**CONSIGNE 1**.
Répondez à ces questions sur le texte consacré au passage de la religion à la spiritualité :
(a) Quelle date figure en tête du texte ?
(b) Qu'est-ce qui empêche de trouver des éléments communs applicables à une situation globale ?
(c) À quel moment le déplacement vers une spiritualité strictement personnelle est-il survenu ?
**CONSIGNE 2**.
Réécrivez s'il vous plaît la partie de la liste qui va de sa première ligne jusqu'à la ligne contenant "455, 374, 470]", incluse, en remplaçant "legend-label" par "legend-entry". Ne changez rien d'autre.

━━━━━ TEXTE FOURNI

18 février 2011

Un changement de paradigme : de la religion à la spiritualité

1-                 Une spiritualité personnelle et non une seule et unique voie.

            Pour que la religion soit fidèle à sa fonction, elle ne saurait être un corps étranger dans le complexe culturel où elle vit. Tant le pluralisme culturel que le pluralisme religieux de l'humanité empêchent cependant de trouver des éléments communs applicables à une situation globale. Précisément parce que la crise de sens de notre temps peut se réduire à la perte plus ou moins totale des mythes de base du christianisme, en raison  aussi de la carence d'un mythe unifiant à dimension globale tel que l'unification technologique, scientifique et, d'une certaine manière politique; précisément aussi parce qu'il n'existe pas cette harmonie culturelle qui permettrait à un tel mythe unifiant d'émerger, la religion de l'avenir est encore loin de se profiler à l'horizon. On peut avec plus de réalisme parler d’un déplacement qui advenu à la mi- XXe siècle, laissant toute la place à une spiritualité strictement personnelle. La religion ne relie plus.

━━━━━━━━━━
━━━━━ LISTE FOURNIE

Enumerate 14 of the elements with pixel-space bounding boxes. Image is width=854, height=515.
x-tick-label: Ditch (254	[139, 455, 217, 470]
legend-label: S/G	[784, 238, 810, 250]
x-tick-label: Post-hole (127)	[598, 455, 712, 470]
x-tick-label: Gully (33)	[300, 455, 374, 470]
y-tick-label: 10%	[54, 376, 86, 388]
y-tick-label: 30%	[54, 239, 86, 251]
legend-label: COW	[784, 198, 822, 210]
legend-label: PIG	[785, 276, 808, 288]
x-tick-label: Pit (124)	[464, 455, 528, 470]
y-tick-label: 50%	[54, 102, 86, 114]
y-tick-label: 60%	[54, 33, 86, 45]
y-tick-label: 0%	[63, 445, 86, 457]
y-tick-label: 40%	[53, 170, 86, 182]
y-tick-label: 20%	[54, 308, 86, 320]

━━━━━━━━━━

**RÉPONSE 1**.
(a) Le 18 février 2011.
(b) Le pluralisme culturel et le pluralisme religieux de l'humanité.
(c) Au milieu du XXe siècle.

**RÉPONSE 2**.
Enumerate 14 of the elements with pixel-space bounding boxes. Image is width=854, height=515.
x-tick-label: Ditch (254	[139, 455, 217, 470]
legend-entry: S/G	[784, 238, 810, 250]
x-tick-label: Post-hole (127)	[598, 455, 712, 470]
x-tick-label: Gully (33)	[300, 455, 374, 470]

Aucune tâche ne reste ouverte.